_EXERCISE_: Filter the records below and copy every line containing the word "icon".
--------------------------------------------------
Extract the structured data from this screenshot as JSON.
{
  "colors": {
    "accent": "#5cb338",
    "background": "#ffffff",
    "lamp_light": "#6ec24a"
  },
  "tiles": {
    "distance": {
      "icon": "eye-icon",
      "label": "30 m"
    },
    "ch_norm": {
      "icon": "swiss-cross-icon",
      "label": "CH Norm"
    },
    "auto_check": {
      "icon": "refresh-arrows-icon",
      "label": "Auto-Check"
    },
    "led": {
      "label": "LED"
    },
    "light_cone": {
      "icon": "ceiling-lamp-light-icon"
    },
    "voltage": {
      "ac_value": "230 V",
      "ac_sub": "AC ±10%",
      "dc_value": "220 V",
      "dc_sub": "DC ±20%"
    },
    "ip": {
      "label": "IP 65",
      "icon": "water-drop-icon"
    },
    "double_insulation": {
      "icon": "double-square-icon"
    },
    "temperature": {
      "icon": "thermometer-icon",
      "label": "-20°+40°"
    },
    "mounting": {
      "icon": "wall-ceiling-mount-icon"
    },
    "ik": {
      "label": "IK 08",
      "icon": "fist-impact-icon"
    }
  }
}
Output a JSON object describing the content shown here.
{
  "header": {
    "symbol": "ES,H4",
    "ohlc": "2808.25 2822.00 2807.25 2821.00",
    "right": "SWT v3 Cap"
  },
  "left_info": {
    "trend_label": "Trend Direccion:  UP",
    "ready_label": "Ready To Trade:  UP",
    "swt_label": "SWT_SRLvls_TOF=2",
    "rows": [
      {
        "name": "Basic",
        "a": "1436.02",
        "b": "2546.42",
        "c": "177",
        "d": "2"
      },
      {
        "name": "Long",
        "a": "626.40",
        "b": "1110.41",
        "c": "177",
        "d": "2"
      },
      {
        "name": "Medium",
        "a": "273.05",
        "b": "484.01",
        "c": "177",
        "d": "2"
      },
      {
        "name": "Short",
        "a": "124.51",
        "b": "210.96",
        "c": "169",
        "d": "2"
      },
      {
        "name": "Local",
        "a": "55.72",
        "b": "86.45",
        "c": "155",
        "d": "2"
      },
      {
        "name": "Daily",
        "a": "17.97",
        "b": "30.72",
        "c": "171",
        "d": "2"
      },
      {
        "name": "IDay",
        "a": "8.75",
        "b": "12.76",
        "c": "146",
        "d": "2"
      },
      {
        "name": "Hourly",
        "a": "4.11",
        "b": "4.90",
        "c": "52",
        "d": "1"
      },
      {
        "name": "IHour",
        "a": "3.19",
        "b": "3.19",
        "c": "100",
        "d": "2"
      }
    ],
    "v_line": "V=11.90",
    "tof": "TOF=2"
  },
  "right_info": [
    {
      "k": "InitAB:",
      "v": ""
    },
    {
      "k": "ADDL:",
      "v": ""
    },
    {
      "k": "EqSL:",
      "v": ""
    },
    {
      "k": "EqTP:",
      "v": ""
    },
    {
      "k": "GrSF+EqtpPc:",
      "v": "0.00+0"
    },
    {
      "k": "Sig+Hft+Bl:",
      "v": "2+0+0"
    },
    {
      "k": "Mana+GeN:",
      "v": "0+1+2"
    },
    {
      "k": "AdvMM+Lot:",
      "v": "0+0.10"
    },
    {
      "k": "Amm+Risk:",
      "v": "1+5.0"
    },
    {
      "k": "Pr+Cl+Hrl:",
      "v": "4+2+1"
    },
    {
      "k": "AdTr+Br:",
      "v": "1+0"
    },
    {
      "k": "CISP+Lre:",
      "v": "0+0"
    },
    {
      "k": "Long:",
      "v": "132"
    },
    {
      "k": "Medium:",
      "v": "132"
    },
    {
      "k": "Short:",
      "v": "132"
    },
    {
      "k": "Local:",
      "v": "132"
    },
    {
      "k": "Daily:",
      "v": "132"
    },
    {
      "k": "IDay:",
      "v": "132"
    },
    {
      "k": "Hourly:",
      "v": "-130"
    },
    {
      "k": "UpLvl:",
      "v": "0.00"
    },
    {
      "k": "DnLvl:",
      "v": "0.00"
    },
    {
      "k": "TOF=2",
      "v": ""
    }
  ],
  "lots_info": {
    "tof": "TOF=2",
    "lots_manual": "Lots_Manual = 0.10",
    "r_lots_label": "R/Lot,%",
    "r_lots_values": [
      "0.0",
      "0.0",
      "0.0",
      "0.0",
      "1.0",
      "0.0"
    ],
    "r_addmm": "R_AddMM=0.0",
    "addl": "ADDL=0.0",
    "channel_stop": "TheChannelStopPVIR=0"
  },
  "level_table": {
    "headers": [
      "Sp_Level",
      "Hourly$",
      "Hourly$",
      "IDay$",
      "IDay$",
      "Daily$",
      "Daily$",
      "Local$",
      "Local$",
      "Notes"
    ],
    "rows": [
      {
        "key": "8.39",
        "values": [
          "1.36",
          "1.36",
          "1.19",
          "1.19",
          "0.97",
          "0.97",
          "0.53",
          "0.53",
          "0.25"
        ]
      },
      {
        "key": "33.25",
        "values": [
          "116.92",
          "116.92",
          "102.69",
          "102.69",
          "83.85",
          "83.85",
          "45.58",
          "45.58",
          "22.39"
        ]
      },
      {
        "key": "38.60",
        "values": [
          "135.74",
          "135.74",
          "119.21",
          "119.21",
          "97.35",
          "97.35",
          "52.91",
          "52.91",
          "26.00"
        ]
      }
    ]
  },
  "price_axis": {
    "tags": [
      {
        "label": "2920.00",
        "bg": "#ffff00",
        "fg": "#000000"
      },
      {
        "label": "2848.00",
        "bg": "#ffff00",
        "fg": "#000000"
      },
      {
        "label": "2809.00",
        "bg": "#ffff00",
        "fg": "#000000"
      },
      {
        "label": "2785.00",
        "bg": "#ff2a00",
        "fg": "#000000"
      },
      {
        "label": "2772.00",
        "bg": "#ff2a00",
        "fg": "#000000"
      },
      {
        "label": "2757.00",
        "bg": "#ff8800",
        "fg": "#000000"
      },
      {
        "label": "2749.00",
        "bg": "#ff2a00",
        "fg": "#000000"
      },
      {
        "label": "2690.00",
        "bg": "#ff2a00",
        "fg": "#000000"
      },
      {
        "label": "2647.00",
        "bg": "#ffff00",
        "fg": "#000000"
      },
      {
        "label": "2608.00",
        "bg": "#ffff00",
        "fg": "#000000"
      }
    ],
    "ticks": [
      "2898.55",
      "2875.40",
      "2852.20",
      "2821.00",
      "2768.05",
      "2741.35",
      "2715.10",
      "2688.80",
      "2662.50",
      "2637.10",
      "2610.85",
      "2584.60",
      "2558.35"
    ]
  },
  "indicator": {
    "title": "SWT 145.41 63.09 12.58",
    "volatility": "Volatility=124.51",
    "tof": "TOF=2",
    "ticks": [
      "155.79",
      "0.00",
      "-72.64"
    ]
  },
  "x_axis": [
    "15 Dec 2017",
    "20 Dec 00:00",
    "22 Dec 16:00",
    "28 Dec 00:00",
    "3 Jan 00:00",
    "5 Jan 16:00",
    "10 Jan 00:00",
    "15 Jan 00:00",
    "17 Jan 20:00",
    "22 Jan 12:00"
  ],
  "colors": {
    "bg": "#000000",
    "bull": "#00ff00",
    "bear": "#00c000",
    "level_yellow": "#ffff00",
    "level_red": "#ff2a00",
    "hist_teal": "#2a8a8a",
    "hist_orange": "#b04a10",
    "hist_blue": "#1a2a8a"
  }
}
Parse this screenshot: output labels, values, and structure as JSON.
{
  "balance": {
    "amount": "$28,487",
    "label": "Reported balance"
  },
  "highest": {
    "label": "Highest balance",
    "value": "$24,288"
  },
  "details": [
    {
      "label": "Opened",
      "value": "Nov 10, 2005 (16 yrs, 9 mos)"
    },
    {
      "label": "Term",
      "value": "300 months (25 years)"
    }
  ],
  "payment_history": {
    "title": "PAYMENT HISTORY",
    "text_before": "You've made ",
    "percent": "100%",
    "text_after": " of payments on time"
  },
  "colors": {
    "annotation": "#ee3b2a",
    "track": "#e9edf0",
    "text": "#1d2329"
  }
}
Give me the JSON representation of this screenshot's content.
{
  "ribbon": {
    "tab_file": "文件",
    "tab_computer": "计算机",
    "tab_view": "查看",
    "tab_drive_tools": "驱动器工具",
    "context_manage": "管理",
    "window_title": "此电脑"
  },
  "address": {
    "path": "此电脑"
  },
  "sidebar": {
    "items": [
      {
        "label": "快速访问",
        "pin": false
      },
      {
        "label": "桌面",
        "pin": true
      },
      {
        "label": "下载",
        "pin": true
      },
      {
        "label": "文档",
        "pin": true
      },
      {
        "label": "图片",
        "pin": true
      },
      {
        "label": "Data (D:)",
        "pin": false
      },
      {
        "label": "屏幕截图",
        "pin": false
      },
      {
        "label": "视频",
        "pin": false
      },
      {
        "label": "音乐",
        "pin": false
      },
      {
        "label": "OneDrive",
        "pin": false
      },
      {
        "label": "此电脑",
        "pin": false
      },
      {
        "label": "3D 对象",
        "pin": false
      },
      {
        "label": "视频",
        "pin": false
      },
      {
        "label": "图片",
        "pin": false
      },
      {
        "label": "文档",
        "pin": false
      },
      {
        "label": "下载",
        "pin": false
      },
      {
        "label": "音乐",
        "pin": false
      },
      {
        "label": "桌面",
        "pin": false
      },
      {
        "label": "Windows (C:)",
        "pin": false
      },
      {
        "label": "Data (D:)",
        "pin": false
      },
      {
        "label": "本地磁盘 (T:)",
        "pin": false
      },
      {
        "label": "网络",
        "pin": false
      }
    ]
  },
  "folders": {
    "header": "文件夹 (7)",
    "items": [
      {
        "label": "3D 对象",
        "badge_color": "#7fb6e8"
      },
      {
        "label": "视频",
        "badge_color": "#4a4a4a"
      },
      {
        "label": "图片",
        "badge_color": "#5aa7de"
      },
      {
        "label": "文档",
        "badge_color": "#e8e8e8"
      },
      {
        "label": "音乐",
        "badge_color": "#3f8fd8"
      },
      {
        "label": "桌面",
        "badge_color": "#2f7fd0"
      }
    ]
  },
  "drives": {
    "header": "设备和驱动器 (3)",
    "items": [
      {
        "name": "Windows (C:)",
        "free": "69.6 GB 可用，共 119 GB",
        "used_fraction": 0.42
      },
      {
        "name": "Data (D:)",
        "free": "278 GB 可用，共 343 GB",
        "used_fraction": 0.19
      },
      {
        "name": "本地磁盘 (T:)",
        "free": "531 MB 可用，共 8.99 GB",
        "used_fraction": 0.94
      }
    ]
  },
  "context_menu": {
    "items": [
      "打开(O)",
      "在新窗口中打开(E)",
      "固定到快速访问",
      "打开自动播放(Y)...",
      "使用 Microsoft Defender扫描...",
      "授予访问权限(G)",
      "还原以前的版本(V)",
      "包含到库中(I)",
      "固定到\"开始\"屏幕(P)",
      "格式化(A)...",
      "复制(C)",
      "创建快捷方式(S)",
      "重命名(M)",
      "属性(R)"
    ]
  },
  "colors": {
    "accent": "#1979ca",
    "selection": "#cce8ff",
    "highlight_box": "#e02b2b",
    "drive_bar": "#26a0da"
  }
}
--------------------------------------------------
_FINISHED EXERCISE_:
      "icon": "eye-icon",
      "icon": "swiss-cross-icon",
      "icon": "refresh-arrows-icon",
      "icon": "ceiling-lamp-light-icon"
      "icon": "water-drop-icon"
      "icon": "double-square-icon"
      "icon": "thermometer-icon",
      "icon": "wall-ceiling-mount-icon"
      "icon": "fist-impact-icon"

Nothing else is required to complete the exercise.